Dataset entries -
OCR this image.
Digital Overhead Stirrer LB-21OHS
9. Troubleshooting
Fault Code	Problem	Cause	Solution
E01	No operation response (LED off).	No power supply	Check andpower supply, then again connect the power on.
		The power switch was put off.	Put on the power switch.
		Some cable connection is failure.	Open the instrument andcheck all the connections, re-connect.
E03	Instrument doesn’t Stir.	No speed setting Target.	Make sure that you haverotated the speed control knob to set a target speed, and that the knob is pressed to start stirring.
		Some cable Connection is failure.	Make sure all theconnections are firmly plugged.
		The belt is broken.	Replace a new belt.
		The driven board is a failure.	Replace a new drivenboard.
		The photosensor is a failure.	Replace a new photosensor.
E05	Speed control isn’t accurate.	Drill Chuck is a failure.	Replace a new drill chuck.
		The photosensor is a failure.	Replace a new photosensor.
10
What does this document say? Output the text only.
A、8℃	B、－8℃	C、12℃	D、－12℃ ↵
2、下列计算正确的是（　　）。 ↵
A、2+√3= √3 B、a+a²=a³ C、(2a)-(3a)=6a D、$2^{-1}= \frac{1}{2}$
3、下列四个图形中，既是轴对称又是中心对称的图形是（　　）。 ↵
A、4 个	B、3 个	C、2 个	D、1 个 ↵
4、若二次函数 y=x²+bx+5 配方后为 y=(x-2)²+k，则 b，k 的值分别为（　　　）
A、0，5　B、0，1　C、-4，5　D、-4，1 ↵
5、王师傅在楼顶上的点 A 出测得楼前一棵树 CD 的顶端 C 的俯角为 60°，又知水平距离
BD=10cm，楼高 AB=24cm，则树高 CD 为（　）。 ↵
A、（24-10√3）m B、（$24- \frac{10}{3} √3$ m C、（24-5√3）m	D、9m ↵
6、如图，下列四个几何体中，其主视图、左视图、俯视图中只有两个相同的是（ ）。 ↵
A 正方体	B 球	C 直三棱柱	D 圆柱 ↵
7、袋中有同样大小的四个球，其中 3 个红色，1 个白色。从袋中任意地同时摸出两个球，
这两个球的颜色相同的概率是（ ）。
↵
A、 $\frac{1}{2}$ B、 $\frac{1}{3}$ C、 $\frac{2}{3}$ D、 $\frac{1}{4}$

Task objective -
Take every line that includes the string "control" and copy it.

Solved exercise -
E03	Instrument doesn’t Stir.	No speed setting Target.	Make sure that you haverotated the speed control knob to set a target speed, and that the knob is pressed to start stirring.
E05	Speed control isn’t accurate.	Drill Chuck is a failure.	Replace a new drill chuck.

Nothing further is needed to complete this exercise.